## Exercise requirements
[a] Reproduce the passage of the regulatory takings article below from "Res Judicata and" to "or collateral estoppel.(fn4)".
[b] For each statement, say whether it agrees with the regulatory takings article below, answering yes or no and quoting the deciding words of the article: (i) an article on regulatory takings appeared in the September 1991 issue of The Colorado Lawyer; (ii) the Supreme Court trilogy of land use decisions came in 1989; (iii) in Colorado, most local government decisions on site-specific land use applications are legislative in nature.
[c] Continue the regulatory takings article below from the point where it stops.

## Text provided

>> BEGIN

Regulatory Takings Since the Supreme Court Trilogy, Continued

Publication year1992
Pages59
21 Colo.Law. 59
Colorado Lawyer
1992.

1992, January, Pg. 59. Regulatory Takings Since the Supreme Court Trilogy, Continued




59


Vol. 21, No. 1, Pg. 59

Regulatory Takings Since the Supreme Court Trilogy, Continued

by Thomas Fenton Smith

The September 1991 issue of The Colorado Lawyer contained an article addressing the fundamental attributes of regulatory takings.(fn1) The article detailed the parameters within which such claims have been litigated since the 1987 U.S. Supreme Court "trilogy" of land use decisions: Keystone Bituminous Coal Assn. v. De Benedictis, First English Evangelical Lutheran Church v. County of Los Angeles and Nollan v. California Coastal Commission.(fn2) This article discusses defenses to regulatory takings claims, as well as the application of the Fifth Amendment takings clause in particular types of cases.


Res Judicata and Collateral Estoppel

It is now the law in Colorado that most local government decisions on site-specific land use applications for the development of private property are quasi-judicial in nature.(fn3) As such, these determinations may be entitled to preclusive effect in federal and state courts when they become final, as, for example, where there is no appeal pursuant to Colorado Rules of Civil Procedure ("C.R.C.P.") Rule 106(a)(4). Accordingly, a subsequent action based on a claim of a regulatory taking may be barred by the doctrines of res judicata or collateral estoppel.(fn4)

>> END

## Data extract
>> BEGIN

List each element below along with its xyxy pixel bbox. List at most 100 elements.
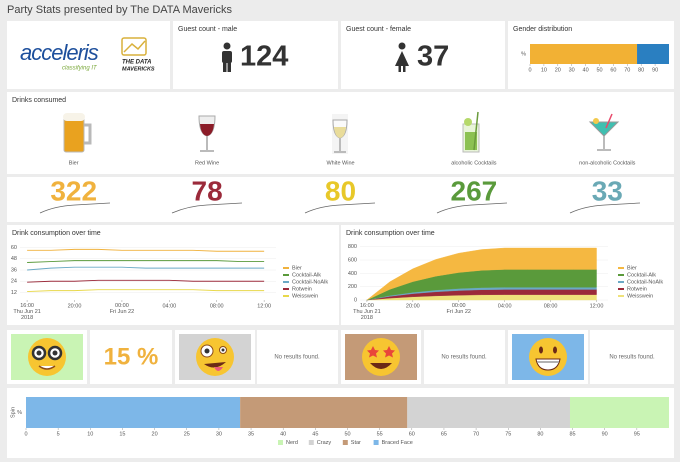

>> END

## Task-by-task outputs
[a]
Res Judicata and Collateral Estoppel

It is now the law in Colorado that most local government decisions on site-specific land use applications for the development of private property are quasi-judicial in nature.(fn3) As such, these determinations may be entitled to preclusive effect in federal and state courts when they become final, as, for example, where there is no appeal pursuant to Colorado Rules of Civil Procedure ("C.R.C.P.") Rule 106(a)(4). Accordingly, a subsequent action based on a claim of a regulatory taking may be barred by the doctrines of res judicata or collateral estoppel.(fn4)

[b]
(i) Yes: "The September 1991 issue of The Colorado Lawyer contained an article addressing the fundamental attributes of regulatory takings."
(ii) No: "the 1987 U.S. Supreme Court "trilogy" of land use decisions"
(iii) No: "are quasi-judicial in nature"

[c]
This is the precise holding of the California courts, and it seems to accord with judicial policies of finality and comity.(fn5) Requiring aggrieved landowners in Colorado to join all their claims in one state court action pursuant to the thirty-day time limitation of C.R.C.P. Rule 106(b) would promptly alert the government to potential liability and prevent the unnecessary accrual of damages. It also would prevent the federal courts from acting as "zoning boards of appeals" in cases that are subject to resolution in the state courts. However, the rule is not applied uniformly.(fn6)


The Ripeness Doctrine

A substantial number of the reported takings cases have resulted in dismissal pursuant to C.R.C.P. Rules 12 and 56, based on the plaintiffs' failure to satisfy the requirements of the U.S. Supreme Court's "ripeness" doctrine. The Court has held that a takings claim is not ripe for review on its merits until the property owner has (1) obtained a final determination of the type and intensity of development that will be allowed and (2) been denied compensation by the state courts through eminent domain proceedings.(fn7)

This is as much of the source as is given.